WHAT THE TASK ASKS: Extract all of the data and reproduce it precisely.

DATA FOR THE TASK:
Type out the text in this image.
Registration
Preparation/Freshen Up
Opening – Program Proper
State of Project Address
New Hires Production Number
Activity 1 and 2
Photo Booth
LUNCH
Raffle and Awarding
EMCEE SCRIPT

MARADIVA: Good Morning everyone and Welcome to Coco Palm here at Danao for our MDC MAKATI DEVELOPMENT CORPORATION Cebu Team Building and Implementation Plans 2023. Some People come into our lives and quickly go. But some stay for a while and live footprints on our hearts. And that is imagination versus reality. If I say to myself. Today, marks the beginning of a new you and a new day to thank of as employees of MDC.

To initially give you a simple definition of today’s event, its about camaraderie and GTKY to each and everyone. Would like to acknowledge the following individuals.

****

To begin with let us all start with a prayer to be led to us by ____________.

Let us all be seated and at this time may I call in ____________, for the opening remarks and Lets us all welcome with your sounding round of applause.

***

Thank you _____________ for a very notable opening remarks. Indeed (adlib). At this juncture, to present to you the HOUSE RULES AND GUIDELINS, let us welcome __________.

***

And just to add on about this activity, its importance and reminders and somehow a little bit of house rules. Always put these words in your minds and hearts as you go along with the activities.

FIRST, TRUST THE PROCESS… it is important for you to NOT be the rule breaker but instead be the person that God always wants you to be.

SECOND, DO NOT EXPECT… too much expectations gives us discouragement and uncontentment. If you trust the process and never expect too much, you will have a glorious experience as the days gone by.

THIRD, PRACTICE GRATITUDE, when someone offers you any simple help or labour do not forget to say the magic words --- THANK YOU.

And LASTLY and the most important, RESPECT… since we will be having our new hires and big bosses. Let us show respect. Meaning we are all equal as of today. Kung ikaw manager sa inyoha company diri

EXPECTED ANSWER:
Type out the text in this image.
Registration
Preparation/Freshen Up
Opening – Program Proper
State of Project Address
New Hires Production Number
Activity 1 and 2
Photo Booth
LUNCH
Raffle and Awarding
EMCEE SCRIPT

MARADIVA: Good Morning everyone and Welcome to Coco Palm here at Danao for our MDC MAKATI DEVELOPMENT CORPORATION Cebu Team Building and Implementation Plans 2023. Some People come into our lives and quickly go. But some stay for a while and live footprints on our hearts. And that is imagination versus reality. If I say to myself. Today, marks the beginning of a new you and a new day to thank of as employees of MDC.

To initially give you a simple definition of today’s event, its about camaraderie and GTKY to each and everyone. Would like to acknowledge the following individuals.

****

To begin with let us all start with a prayer to be led to us by ____________.

Let us all be seated and at this time may I call in ____________, for the opening remarks and Lets us all welcome with your sounding round of applause.

***

Thank you _____________ for a very notable opening remarks. Indeed (adlib). At this juncture, to present to you the HOUSE RULES AND GUIDELINS, let us welcome __________.

***

And just to add on about this activity, its importance and reminders and somehow a little bit of house rules. Always put these words in your minds and hearts as you go along with the activities.

FIRST, TRUST THE PROCESS… it is important for you to NOT be the rule breaker but instead be the person that God always wants you to be.

SECOND, DO NOT EXPECT… too much expectations gives us discouragement and uncontentment. If you trust the process and never expect too much, you will have a glorious experience as the days gone by.

THIRD, PRACTICE GRATITUDE, when someone offers you any simple help or labour do not forget to say the magic words --- THANK YOU.

And LASTLY and the most important, RESPECT… since we will be having our new hires and big bosses. Let us show respect. Meaning we are all equal as of today. Kung ikaw manager sa inyoha company diri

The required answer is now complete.